_SOURCE TEXT_
· · · · · · ·

Let $n > c_t > \cdots > c_1 \ge 0$ with the constraints from exercise 57 and the additional condition

$c_{j+1} > c_j + 1 \qquad (t > j \ge 1).$

Define the shifted variables

$d_j = c_j - (j-1), \qquad 1 \le j \le t.$

Then for $t > j \ge 1$,

$d_{j+1} = c_{j+1} - j \ge (c_j + 2) - j = (c_j - (j-1)) + 1 = d_j + 1,$

so

$n - t + 1 > d_t > \cdots > d_1 \ge 0.$

The upper bound follows from $c_t \le n-1$, hence

$d_t = c_t - (t-1) \le (n-1) - (t-1) = n - t.$

Thus the mapping $c \mapsto d$ is a bijection between admissible sequences $c_1 < \cdots < c_t$ with no adjacent indices and ordinary $t$-combinations drawn from ${0,1,\dots,n-t}$.

The span constraint transforms as well. From $c_t - c_1 < m$,

$c_t - c_1 = (d_t + t - 1) - d_1 = (d_t - d_1) + (t-1),$

so

$d_t - d_1 < m - (t-1).$

Hence admissible chords correspond exactly to sequences

$n' > d_t > \cdots > d_1 \ge 0,$

with

$n' = n - t + 1,$

together with the reduced span condition

$d_t - d_1 < m - (t-1).$

This reduces the problem to the piano player problem of exercise 57 applied to the parameters $n'$ and $m' = m - (t-1)$.

· · · · · · ·

_INFORMATION SHOWN_

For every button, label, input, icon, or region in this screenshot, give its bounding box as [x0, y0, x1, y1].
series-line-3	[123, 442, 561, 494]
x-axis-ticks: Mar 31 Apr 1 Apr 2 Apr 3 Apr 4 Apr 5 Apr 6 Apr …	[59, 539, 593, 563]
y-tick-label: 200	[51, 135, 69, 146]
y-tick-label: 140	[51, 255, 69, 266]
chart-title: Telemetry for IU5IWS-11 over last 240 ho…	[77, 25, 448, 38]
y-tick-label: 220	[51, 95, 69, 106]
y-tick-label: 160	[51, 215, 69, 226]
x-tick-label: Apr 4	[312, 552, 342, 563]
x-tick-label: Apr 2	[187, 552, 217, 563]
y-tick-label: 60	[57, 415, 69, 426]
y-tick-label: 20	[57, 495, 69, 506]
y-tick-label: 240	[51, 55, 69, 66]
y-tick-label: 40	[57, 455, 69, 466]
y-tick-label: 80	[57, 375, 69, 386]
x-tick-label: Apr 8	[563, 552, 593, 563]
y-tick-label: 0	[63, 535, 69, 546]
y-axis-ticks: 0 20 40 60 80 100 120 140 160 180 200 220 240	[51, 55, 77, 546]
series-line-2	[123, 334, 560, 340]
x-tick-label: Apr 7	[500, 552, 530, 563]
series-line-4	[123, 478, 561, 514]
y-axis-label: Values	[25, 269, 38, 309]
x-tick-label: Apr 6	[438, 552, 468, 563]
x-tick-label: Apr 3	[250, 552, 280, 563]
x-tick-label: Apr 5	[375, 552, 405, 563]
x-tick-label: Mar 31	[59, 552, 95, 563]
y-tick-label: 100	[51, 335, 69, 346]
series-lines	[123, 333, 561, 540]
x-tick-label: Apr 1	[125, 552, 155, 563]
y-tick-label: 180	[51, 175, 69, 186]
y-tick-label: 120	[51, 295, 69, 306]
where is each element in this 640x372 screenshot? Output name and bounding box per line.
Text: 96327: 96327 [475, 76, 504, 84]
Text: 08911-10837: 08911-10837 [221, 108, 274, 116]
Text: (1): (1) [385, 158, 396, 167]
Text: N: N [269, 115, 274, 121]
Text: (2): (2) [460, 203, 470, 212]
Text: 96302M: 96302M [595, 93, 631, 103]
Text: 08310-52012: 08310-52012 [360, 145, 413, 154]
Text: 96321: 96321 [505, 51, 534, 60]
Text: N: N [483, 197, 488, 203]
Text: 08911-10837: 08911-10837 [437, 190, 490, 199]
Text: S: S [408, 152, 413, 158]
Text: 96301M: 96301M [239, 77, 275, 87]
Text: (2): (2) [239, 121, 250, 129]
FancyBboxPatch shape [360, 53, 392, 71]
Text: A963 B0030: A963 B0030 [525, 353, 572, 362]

· · · · · · ·

_DIRECTIONS_
**A.** List every quantity that the derivation defines by an equation, together with its defining expression.
**B.** To which problem does the derivation reduce the original one?
**C.** Reproduce word for word the portion of the derivation from "together with the" to "and $m' = m - (t-1)$.".

_ANSWERS TO EACH TASK_
**A.**
- $d_j = c_j - (j-1)$, for $1 \le j \le t$
- $n' = n - t + 1$
- $m' = m - (t-1)$

**B.** The piano player problem of exercise 57, with parameters $n'$ and $m' = m - (t-1)$.

**C.**
together with the reduced span condition

$d_t - d_1 < m - (t-1).$

This reduces the problem to the piano player problem of exercise 57 applied to the parameters $n'$ and $m' = m - (t-1)$.